(Records contained in a dataset)
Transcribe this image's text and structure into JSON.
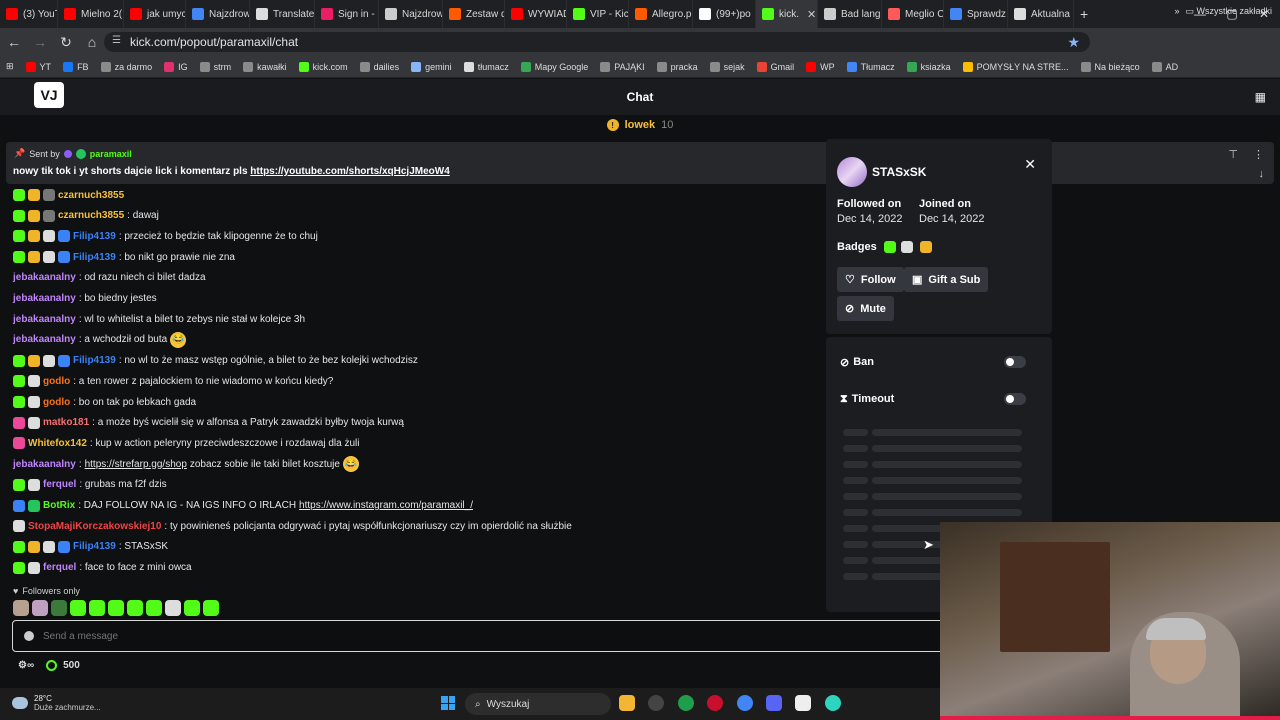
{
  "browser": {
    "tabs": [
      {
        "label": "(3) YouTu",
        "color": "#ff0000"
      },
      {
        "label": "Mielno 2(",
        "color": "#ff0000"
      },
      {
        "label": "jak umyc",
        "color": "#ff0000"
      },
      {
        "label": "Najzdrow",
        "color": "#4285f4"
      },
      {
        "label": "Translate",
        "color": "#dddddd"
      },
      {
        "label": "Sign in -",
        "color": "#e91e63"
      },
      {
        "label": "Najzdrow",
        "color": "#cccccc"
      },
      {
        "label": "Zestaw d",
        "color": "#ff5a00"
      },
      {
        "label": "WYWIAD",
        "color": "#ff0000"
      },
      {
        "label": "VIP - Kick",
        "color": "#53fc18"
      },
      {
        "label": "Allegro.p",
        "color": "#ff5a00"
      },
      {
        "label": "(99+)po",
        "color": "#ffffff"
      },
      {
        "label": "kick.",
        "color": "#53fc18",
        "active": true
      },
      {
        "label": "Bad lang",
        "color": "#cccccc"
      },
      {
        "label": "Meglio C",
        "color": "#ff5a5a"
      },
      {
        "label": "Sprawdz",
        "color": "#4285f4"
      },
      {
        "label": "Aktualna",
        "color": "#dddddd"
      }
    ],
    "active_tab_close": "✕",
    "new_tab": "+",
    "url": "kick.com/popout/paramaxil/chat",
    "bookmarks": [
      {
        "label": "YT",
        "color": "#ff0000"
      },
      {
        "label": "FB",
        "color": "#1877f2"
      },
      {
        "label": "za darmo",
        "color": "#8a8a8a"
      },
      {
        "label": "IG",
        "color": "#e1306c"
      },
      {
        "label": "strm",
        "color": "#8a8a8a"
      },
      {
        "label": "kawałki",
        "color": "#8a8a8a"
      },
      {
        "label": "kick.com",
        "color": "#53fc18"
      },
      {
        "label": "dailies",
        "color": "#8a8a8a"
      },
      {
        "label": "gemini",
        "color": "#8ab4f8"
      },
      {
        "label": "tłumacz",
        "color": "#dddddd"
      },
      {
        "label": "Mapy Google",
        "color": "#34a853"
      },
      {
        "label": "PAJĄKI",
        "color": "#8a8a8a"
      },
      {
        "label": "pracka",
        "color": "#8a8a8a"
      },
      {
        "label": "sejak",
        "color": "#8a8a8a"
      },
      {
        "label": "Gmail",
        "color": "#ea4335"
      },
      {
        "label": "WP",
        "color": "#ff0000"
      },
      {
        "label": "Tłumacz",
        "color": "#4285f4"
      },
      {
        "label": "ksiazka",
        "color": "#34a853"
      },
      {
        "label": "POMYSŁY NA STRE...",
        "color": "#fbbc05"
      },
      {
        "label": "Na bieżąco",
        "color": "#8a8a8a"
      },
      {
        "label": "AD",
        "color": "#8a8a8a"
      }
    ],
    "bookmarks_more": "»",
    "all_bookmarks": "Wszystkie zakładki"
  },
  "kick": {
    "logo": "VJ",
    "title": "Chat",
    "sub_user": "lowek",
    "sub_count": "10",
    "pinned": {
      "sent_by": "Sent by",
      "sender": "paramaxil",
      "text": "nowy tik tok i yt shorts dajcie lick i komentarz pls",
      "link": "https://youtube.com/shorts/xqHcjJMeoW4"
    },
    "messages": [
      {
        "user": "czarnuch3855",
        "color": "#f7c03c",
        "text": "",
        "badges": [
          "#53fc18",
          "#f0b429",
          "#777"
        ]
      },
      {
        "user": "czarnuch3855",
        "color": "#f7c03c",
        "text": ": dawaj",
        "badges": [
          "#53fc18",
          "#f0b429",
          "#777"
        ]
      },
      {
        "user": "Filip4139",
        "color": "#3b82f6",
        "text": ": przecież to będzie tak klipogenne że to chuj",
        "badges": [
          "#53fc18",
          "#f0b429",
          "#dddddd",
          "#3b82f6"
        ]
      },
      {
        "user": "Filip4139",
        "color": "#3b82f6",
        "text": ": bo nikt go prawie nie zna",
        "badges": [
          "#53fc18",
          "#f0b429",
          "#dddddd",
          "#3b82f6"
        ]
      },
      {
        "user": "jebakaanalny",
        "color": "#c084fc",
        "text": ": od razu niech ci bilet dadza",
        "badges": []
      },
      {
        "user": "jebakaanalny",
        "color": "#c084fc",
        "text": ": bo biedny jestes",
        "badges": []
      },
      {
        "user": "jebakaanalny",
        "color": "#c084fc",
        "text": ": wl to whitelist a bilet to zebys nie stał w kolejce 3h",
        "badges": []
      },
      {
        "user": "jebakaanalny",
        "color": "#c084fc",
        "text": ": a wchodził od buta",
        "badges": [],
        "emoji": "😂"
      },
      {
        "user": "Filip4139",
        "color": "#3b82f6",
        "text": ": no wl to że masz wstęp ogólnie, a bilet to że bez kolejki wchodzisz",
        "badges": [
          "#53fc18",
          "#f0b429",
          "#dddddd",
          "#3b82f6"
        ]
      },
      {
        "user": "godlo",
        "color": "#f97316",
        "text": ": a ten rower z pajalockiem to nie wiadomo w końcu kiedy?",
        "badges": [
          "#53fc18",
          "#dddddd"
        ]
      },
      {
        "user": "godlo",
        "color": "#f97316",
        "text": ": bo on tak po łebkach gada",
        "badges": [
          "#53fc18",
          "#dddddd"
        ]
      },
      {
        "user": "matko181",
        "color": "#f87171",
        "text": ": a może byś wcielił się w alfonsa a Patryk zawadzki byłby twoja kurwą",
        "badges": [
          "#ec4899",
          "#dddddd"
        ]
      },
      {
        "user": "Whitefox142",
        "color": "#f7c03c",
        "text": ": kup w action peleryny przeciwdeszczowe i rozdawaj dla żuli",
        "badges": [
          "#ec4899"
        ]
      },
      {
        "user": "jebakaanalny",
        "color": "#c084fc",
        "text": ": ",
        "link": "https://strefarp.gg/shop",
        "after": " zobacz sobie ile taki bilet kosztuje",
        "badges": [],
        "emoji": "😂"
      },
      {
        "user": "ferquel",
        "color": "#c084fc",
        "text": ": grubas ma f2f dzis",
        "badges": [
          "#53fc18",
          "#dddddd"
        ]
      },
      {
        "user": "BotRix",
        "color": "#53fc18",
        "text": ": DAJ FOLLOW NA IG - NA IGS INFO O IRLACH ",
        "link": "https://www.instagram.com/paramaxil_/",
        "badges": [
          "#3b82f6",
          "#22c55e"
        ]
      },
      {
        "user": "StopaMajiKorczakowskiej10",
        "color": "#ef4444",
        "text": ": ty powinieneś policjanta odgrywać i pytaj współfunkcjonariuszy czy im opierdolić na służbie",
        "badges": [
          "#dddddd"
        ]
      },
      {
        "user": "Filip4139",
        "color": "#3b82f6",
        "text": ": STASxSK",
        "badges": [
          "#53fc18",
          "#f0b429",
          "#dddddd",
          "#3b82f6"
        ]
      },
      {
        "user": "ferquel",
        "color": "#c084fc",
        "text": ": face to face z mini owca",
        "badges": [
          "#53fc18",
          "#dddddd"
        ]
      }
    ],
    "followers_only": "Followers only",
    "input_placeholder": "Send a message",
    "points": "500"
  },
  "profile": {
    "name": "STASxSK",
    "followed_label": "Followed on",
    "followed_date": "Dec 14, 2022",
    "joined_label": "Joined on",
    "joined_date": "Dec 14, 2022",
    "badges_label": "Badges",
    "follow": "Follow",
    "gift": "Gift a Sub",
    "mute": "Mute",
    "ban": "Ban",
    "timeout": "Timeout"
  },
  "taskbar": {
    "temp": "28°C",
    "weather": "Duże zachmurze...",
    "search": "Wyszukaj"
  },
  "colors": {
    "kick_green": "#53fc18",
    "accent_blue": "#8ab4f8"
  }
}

- TASK BRIEF -
How many lines in these entries hold the string "link"? Answer with the number alone.

- ANSWER IN FULL -
3